━━━ Information provided ━━━

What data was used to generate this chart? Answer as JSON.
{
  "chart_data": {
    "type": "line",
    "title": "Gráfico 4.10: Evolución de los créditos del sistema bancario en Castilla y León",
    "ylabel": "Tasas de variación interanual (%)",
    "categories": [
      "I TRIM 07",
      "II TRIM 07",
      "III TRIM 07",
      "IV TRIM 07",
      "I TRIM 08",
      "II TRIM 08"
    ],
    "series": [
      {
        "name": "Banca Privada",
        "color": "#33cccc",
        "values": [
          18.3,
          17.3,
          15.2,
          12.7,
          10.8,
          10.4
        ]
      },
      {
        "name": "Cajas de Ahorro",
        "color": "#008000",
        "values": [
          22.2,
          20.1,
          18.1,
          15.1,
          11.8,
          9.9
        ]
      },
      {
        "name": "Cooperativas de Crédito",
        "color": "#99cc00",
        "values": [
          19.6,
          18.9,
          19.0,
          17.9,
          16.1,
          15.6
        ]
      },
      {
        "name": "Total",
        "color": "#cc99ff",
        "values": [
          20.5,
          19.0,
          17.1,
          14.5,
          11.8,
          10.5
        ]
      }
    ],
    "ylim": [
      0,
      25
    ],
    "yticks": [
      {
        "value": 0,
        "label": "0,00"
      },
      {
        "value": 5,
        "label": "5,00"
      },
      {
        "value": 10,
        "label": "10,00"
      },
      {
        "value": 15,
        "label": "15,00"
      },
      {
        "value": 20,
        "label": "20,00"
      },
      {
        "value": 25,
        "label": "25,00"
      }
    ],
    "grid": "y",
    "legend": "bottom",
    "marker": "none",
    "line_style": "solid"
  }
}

━━━
━━━ Information provided ━━━

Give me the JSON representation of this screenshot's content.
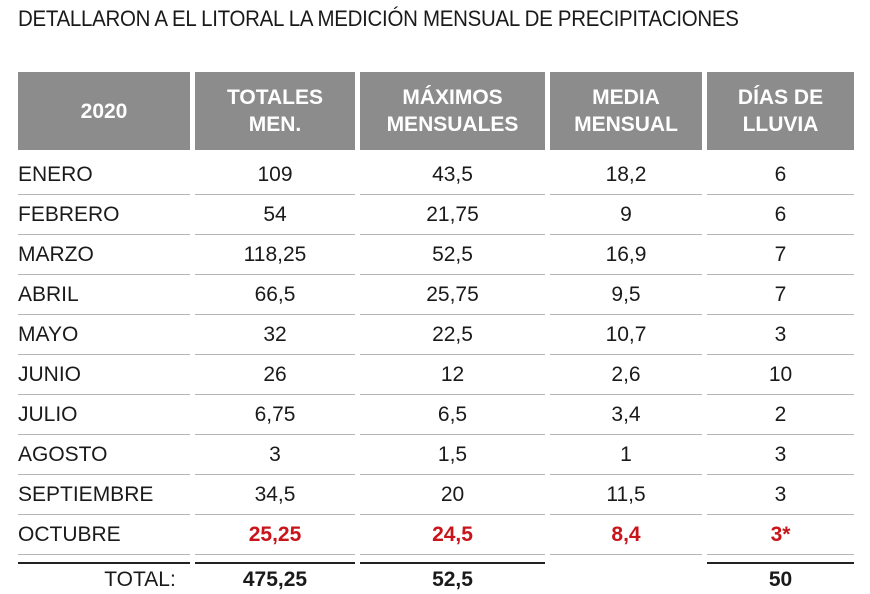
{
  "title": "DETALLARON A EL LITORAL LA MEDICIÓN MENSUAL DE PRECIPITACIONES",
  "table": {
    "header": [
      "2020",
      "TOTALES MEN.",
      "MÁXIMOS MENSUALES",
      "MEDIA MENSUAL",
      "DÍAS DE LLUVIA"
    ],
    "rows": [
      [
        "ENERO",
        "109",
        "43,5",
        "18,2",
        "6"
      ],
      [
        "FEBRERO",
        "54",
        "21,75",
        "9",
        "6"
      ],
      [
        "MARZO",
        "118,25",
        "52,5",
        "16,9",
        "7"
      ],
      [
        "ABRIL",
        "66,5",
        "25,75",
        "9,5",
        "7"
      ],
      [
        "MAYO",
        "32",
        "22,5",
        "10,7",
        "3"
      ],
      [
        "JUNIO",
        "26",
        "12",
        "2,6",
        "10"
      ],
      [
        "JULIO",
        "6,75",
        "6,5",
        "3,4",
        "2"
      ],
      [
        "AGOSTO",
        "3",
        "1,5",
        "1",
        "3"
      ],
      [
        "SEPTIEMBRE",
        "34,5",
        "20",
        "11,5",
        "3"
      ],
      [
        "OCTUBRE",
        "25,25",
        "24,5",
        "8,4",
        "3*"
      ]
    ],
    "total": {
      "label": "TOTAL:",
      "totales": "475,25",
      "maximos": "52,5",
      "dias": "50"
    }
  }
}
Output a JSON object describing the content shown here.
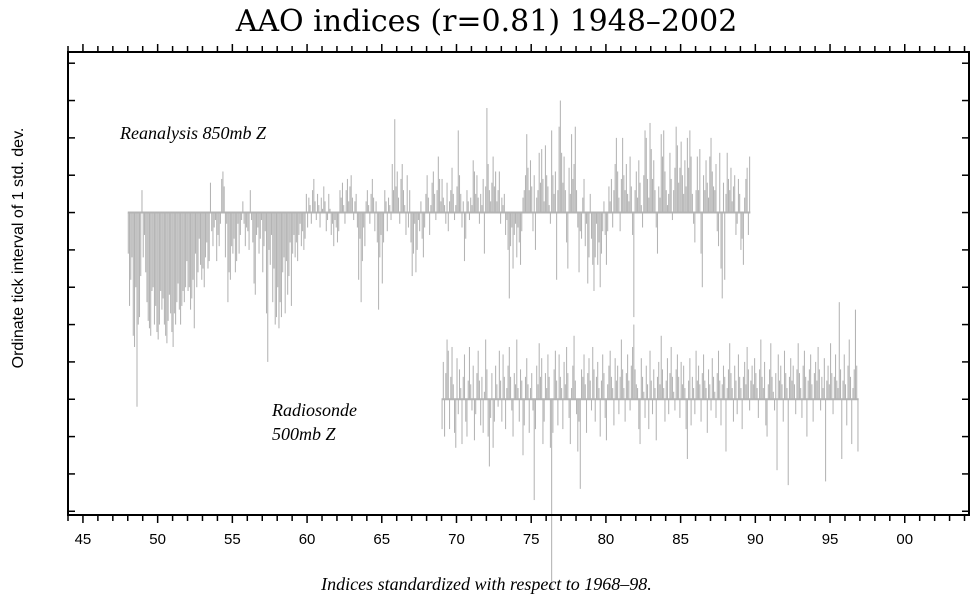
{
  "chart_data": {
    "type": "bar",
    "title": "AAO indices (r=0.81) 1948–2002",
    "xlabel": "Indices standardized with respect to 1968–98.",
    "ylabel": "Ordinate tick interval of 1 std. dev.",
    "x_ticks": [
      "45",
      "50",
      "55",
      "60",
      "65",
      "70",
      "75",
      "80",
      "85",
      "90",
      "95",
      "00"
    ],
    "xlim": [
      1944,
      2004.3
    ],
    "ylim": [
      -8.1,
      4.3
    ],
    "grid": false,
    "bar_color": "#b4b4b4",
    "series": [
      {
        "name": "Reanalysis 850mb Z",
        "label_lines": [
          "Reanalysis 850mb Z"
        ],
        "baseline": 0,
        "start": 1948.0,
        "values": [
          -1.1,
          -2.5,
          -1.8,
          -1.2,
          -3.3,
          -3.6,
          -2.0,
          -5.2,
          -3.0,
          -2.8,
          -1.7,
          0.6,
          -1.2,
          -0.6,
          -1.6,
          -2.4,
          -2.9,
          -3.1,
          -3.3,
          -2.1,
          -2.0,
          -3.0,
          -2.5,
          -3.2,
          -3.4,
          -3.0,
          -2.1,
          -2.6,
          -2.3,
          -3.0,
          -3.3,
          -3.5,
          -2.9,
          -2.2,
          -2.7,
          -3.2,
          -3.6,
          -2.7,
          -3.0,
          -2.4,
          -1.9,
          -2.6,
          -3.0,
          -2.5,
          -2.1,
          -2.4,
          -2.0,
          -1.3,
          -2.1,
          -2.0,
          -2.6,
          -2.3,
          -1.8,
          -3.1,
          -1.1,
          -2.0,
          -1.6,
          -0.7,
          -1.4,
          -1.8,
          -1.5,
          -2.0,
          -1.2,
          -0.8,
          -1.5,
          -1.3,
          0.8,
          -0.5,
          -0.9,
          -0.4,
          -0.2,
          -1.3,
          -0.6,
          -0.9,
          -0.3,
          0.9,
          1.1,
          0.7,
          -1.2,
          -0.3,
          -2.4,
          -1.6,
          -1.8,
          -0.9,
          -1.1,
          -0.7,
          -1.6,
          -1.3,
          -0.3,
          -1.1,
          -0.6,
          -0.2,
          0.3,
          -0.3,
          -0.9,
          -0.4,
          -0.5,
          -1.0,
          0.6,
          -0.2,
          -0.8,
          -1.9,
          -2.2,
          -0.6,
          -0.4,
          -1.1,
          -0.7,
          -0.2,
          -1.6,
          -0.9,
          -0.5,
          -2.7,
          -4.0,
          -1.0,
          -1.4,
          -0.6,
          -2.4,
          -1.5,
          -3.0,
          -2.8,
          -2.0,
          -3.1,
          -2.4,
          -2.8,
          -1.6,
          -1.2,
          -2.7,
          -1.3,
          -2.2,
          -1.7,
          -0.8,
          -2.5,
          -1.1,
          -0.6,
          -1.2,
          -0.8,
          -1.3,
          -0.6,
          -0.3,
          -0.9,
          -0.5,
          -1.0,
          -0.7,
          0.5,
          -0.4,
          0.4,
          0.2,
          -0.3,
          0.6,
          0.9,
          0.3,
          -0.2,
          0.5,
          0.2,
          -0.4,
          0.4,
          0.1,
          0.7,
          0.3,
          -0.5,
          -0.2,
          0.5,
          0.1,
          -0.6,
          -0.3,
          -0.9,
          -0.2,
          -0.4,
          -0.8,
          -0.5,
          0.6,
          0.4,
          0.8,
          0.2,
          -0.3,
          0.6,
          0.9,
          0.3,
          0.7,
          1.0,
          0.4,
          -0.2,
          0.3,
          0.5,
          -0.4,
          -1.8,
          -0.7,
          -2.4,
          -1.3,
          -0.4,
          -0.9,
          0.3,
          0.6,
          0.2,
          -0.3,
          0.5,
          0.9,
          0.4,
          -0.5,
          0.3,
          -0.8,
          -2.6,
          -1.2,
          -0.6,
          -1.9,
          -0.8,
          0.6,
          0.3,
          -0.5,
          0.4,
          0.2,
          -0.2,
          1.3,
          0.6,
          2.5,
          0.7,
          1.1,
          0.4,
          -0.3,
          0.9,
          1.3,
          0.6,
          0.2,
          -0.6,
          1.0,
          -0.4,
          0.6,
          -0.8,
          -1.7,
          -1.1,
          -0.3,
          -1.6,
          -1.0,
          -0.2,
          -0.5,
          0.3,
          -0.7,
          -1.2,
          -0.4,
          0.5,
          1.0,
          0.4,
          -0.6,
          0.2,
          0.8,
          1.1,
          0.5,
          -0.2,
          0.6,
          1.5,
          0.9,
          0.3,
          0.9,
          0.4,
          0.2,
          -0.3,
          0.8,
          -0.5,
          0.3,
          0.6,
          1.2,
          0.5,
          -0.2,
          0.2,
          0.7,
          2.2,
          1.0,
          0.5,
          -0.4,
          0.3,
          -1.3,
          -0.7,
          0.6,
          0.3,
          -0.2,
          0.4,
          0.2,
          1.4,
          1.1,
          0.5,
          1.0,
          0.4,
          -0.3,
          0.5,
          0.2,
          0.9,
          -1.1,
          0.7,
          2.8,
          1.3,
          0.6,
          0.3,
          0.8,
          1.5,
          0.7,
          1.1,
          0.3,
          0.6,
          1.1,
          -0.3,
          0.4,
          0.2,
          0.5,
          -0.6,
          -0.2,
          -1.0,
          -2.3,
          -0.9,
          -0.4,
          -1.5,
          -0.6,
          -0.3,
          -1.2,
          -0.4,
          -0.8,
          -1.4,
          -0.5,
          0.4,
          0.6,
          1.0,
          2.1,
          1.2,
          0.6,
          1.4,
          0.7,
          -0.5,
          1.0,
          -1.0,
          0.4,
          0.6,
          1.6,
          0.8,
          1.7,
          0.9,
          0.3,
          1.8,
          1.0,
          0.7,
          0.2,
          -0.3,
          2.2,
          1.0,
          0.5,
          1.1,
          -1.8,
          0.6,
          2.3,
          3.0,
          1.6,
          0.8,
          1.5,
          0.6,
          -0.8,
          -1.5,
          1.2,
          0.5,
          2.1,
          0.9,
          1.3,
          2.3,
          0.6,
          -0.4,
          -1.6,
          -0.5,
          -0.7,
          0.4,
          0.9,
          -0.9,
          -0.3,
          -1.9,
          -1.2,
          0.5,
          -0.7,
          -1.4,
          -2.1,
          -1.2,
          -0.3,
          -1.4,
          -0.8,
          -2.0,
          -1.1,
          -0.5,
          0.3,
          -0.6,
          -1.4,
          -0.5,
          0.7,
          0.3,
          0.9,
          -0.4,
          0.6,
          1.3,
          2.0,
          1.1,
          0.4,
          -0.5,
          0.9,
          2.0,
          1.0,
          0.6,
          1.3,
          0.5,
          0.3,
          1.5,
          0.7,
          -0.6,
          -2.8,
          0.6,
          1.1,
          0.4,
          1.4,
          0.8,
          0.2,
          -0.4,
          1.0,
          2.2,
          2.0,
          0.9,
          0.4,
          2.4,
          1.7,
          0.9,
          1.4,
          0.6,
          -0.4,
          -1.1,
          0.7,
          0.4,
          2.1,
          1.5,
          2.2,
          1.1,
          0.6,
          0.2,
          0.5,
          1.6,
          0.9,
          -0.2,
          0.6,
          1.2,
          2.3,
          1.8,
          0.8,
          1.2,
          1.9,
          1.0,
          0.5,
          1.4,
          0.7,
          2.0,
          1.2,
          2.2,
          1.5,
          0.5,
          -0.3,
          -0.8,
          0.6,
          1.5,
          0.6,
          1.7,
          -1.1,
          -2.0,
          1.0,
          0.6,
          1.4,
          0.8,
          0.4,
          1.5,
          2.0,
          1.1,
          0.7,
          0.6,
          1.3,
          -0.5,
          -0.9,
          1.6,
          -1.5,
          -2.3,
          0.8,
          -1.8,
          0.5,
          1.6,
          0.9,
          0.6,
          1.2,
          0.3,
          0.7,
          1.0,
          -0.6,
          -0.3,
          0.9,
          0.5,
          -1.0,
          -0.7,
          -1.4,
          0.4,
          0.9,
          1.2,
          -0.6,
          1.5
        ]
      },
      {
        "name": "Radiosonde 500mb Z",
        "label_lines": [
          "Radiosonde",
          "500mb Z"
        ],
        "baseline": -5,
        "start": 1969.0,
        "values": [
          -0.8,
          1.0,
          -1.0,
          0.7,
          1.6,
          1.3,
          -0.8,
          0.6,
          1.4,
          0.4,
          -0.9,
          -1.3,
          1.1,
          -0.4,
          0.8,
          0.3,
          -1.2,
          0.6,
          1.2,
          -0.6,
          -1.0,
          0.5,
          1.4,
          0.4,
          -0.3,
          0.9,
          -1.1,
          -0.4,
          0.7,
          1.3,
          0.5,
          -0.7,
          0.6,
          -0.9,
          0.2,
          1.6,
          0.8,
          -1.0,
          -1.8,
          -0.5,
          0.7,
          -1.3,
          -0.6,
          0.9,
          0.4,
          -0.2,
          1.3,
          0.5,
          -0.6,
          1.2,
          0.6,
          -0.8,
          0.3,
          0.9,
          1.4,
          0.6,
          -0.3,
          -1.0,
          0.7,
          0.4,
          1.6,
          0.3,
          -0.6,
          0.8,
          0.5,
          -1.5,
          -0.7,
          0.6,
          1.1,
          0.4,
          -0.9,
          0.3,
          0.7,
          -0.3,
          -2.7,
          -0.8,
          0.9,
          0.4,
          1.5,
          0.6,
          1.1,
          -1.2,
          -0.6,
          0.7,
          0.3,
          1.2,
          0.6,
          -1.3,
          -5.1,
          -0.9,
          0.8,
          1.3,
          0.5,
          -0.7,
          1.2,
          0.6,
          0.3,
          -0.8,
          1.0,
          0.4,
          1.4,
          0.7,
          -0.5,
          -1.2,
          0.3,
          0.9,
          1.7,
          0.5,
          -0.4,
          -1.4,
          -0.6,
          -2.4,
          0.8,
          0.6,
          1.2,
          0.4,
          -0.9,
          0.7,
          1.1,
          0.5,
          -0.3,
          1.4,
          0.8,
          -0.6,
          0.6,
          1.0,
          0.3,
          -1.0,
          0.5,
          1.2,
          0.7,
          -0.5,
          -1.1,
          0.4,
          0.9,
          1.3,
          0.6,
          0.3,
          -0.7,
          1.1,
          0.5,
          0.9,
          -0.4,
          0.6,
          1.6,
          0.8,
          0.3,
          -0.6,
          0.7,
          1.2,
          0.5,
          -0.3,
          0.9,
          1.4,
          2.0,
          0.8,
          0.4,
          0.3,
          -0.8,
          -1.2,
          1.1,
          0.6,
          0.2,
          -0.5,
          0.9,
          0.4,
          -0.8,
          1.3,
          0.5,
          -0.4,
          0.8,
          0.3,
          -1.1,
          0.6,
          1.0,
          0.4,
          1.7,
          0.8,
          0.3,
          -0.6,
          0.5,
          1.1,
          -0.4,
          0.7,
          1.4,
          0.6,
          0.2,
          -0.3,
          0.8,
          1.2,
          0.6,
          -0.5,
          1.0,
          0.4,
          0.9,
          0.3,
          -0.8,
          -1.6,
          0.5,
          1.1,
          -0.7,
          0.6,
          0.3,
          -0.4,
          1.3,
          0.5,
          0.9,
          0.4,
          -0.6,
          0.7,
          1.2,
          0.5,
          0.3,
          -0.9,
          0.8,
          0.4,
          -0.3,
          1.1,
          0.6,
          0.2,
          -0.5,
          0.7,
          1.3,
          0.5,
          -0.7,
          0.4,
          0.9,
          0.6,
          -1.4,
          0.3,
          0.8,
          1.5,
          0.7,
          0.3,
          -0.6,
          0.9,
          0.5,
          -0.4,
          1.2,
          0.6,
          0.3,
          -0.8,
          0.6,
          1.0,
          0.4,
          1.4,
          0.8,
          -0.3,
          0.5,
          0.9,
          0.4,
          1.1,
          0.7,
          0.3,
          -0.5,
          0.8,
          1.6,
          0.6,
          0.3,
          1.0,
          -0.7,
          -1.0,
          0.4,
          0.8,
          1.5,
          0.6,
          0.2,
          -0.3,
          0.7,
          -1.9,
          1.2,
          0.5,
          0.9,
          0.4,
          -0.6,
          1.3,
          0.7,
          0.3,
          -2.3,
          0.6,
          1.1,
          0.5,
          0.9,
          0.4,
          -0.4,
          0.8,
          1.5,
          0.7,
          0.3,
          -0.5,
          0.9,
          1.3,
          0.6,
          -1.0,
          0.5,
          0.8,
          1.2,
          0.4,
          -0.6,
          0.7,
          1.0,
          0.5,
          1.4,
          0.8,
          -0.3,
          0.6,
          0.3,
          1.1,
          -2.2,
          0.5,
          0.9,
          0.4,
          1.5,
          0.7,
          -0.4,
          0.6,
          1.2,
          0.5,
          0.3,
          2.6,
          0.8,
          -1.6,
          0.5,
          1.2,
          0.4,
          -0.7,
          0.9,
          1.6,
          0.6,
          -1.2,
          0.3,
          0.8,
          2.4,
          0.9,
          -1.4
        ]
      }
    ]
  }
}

━━━

Task requirements →
Return all lines with the word "Radiosonde" in them.

Answer to this exercise →
        "name": "Radiosonde 500mb Z",
          "Radiosonde",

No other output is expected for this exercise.